**What you will do**
Decide whether each statement agrees with the Joystiq text below: (a) Joystiq was active beginning in 2004; (b) the original Joystiq Podcast ran until the site was shut down; (c) Kietzmann became editor-in-chief after Grant left. Answer yes or no for each and quote the words of the text that decide it.

Joystiq
- Website type: Computer and video game blog
- Successors: Engadget Gaming Massively Overpowered Polygon
- Country of origin: United States
- Owner: Weblogs, Inc.
- Editors: Ben Zackheim (2004-05); Vladimir Cole (2005-07); Chris Grant (2007-12); Ludwig Kietzmann (2012-15);
- Website: joystiq.com
- Launched: June 16, 2004
- Current status: Shut down on February 3, 2015

= Joystiq =

Video gaming blog

Joystiq was a video gaming blog which was part of the Weblogs, Inc. family later owned by AOL. It was active from 2004 to 2015, acting as the primary video game blog for the group, and operating alongside Engadget and sister blogs such as Massively. From 2007 it hosted The Joystiq Podcast, which was hosted by editor-in-chief Chris Grant, reviews editor Justin McElroy and Ludwig Kietzmann. The website's staff also included Justin's brother Griffin McElroy as weekend editor. The original podcast was discontinued in 2011, but similar shows continued for the remainder of the site's lifetime in various formats.

Grant and the McElroy brothers left the site in 2012 to found the gaming website Polygon, with Kietzmann taking over as editor-in-chief. The site's readership declined through the following years, and Joystiq was shut down by AOL on February 3, 2015. The web address today redirects to Engadget Gaming, which hosts much of the site's old content. Joystiq's Massively team branched off during the closure and launched Massively Overpowered.

**Records provided**
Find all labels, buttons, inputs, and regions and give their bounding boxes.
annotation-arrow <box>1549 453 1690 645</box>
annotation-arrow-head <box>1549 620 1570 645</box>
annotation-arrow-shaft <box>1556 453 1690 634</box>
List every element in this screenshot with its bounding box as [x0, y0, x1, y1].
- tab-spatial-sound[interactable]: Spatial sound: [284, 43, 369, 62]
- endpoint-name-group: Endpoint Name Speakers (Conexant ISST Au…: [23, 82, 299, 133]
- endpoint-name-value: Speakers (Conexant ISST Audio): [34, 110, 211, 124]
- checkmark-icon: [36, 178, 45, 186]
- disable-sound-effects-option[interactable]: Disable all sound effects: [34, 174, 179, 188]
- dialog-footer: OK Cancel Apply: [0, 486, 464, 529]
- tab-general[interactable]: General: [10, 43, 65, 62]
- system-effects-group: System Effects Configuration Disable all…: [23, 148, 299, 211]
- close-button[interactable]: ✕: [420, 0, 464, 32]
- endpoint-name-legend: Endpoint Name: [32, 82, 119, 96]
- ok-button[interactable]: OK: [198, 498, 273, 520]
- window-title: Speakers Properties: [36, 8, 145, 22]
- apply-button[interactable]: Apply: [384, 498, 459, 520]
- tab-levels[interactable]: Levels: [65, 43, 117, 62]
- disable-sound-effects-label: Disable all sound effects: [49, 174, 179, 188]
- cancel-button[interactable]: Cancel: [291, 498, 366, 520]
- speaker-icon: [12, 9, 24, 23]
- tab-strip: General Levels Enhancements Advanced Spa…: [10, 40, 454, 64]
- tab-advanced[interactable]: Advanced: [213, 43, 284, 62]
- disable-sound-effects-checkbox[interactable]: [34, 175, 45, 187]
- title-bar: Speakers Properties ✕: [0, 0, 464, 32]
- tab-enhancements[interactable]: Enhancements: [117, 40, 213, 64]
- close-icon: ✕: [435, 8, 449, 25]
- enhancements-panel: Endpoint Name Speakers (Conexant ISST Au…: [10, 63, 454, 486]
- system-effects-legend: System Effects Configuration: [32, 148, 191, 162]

**Response to this task**
(a) Yes: "It was active from 2004 to 2015"
(b) No: "The original podcast was discontinued in 2011"
(c) Yes: "with Kietzmann taking over as editor-in-chief"